Exercise directions: Filter the records below down to lines containing "NZWD".

Rows from a figure dataset:
------------------------------------

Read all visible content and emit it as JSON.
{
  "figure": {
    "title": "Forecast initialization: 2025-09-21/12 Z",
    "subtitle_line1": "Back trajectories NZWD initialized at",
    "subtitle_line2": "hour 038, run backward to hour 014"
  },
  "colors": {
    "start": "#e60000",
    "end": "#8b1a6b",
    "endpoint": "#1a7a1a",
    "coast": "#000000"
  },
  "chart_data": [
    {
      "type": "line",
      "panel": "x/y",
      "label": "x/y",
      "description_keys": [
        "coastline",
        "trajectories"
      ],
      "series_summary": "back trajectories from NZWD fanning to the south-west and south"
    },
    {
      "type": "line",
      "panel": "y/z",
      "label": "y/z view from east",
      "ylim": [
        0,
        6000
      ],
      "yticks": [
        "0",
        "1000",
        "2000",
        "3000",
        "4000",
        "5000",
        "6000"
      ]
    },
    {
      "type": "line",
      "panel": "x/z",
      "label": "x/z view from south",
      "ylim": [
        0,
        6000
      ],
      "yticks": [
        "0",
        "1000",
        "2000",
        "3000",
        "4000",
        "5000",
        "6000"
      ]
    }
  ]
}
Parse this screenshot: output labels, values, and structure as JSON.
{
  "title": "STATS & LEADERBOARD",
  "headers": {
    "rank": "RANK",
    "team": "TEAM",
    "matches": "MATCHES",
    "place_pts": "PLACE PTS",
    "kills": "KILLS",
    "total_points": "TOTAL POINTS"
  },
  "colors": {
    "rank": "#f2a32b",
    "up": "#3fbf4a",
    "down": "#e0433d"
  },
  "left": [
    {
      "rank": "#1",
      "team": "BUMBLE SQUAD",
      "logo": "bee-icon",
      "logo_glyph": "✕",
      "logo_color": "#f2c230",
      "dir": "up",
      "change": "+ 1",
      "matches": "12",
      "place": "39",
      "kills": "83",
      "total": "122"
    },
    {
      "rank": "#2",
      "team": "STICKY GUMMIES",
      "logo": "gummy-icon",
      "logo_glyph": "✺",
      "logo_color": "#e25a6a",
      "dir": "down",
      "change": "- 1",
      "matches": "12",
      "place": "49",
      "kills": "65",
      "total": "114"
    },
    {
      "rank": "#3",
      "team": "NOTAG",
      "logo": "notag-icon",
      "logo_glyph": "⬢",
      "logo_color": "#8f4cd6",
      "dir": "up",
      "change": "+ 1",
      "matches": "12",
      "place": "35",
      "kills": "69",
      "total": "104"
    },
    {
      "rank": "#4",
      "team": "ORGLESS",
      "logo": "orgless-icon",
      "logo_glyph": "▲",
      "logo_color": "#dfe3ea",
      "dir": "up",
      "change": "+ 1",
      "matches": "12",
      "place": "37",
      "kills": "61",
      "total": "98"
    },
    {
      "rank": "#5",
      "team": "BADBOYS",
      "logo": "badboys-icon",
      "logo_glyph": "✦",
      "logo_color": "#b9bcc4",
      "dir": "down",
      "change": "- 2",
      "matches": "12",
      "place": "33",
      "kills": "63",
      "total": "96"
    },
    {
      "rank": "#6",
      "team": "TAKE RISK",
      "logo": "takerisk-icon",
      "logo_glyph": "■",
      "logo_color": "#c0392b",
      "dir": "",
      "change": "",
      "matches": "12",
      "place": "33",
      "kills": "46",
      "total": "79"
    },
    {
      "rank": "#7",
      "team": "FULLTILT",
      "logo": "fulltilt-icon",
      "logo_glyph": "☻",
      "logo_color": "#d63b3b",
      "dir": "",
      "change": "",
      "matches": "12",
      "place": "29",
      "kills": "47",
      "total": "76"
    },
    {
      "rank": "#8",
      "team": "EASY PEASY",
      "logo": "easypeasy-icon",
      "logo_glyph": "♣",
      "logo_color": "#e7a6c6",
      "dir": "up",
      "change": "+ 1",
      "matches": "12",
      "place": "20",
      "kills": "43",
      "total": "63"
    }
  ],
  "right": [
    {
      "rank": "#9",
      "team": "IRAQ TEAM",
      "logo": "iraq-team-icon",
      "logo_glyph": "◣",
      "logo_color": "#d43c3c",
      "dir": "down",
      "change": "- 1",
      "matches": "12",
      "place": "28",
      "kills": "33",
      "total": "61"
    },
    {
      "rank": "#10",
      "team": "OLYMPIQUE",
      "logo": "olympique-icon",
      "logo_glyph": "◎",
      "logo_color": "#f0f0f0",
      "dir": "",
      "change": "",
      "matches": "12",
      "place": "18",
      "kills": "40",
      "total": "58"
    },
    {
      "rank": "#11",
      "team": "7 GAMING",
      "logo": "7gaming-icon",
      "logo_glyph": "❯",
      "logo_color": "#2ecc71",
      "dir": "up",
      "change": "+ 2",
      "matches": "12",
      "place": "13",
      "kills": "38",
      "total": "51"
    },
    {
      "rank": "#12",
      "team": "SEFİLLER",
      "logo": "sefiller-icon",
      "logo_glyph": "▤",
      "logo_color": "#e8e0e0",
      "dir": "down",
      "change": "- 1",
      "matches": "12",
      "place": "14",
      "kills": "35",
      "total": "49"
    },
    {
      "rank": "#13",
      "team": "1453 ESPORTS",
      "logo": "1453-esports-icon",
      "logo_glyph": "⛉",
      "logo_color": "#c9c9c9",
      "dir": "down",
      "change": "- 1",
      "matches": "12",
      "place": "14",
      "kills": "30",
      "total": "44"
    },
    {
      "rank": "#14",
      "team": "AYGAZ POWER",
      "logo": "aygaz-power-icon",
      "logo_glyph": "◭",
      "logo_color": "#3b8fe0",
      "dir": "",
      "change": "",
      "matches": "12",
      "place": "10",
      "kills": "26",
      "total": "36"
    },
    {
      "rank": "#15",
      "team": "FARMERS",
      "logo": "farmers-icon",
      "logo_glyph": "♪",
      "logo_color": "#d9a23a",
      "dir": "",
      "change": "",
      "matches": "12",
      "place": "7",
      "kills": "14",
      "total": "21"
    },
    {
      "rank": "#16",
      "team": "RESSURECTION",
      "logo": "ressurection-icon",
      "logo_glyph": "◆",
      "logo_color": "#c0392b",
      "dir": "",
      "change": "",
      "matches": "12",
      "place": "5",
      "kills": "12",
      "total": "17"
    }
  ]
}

------------------------------------

Task result:
    "subtitle_line1": "Back trajectories NZWD initialized at",
      "series_summary": "back trajectories from NZWD fanning to the south-west and south"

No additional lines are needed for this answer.